▶ **PROBLEM TO SOLVE**: Your task is to copy all of the entries exactly as they are given.

▶ **DATA FOR THE TASK**:
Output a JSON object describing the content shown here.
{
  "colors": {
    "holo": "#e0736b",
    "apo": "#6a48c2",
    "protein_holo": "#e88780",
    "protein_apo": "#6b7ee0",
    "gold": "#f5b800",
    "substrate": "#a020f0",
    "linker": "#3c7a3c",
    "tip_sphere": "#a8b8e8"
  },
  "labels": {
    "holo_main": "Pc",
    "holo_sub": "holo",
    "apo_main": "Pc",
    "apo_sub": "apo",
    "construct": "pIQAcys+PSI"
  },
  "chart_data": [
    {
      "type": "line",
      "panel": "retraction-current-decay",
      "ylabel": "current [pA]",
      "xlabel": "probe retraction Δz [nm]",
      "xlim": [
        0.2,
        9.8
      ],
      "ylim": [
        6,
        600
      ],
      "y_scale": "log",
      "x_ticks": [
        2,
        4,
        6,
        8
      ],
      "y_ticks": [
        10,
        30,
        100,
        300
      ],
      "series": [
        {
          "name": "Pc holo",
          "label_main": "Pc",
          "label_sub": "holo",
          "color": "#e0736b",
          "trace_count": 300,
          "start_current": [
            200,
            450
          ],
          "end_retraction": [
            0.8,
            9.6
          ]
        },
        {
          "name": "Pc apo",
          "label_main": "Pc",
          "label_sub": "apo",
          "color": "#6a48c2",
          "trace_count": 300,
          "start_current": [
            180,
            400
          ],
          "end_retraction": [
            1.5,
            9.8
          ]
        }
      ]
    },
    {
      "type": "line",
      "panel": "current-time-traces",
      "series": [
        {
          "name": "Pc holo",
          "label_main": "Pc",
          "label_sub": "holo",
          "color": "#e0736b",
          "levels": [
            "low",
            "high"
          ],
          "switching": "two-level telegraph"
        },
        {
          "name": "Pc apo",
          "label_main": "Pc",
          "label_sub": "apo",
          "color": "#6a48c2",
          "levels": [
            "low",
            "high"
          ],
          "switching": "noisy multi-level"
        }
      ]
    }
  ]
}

▶ **EXERCISE RESULT**:
Output a JSON object describing the content shown here.
{
  "colors": {
    "holo": "#e0736b",
    "apo": "#6a48c2",
    "protein_holo": "#e88780",
    "protein_apo": "#6b7ee0",
    "gold": "#f5b800",
    "substrate": "#a020f0",
    "linker": "#3c7a3c",
    "tip_sphere": "#a8b8e8"
  },
  "labels": {
    "holo_main": "Pc",
    "holo_sub": "holo",
    "apo_main": "Pc",
    "apo_sub": "apo",
    "construct": "pIQAcys+PSI"
  },
  "chart_data": [
    {
      "type": "line",
      "panel": "retraction-current-decay",
      "ylabel": "current [pA]",
      "xlabel": "probe retraction Δz [nm]",
      "xlim": [
        0.2,
        9.8
      ],
      "ylim": [
        6,
        600
      ],
      "y_scale": "log",
      "x_ticks": [
        2,
        4,
        6,
        8
      ],
      "y_ticks": [
        10,
        30,
        100,
        300
      ],
      "series": [
        {
          "name": "Pc holo",
          "label_main": "Pc",
          "label_sub": "holo",
          "color": "#e0736b",
          "trace_count": 300,
          "start_current": [
            200,
            450
          ],
          "end_retraction": [
            0.8,
            9.6
          ]
        },
        {
          "name": "Pc apo",
          "label_main": "Pc",
          "label_sub": "apo",
          "color": "#6a48c2",
          "trace_count": 300,
          "start_current": [
            180,
            400
          ],
          "end_retraction": [
            1.5,
            9.8
          ]
        }
      ]
    },
    {
      "type": "line",
      "panel": "current-time-traces",
      "series": [
        {
          "name": "Pc holo",
          "label_main": "Pc",
          "label_sub": "holo",
          "color": "#e0736b",
          "levels": [
            "low",
            "high"
          ],
          "switching": "two-level telegraph"
        },
        {
          "name": "Pc apo",
          "label_main": "Pc",
          "label_sub": "apo",
          "color": "#6a48c2",
          "levels": [
            "low",
            "high"
          ],
          "switching": "noisy multi-level"
        }
      ]
    }
  ]
}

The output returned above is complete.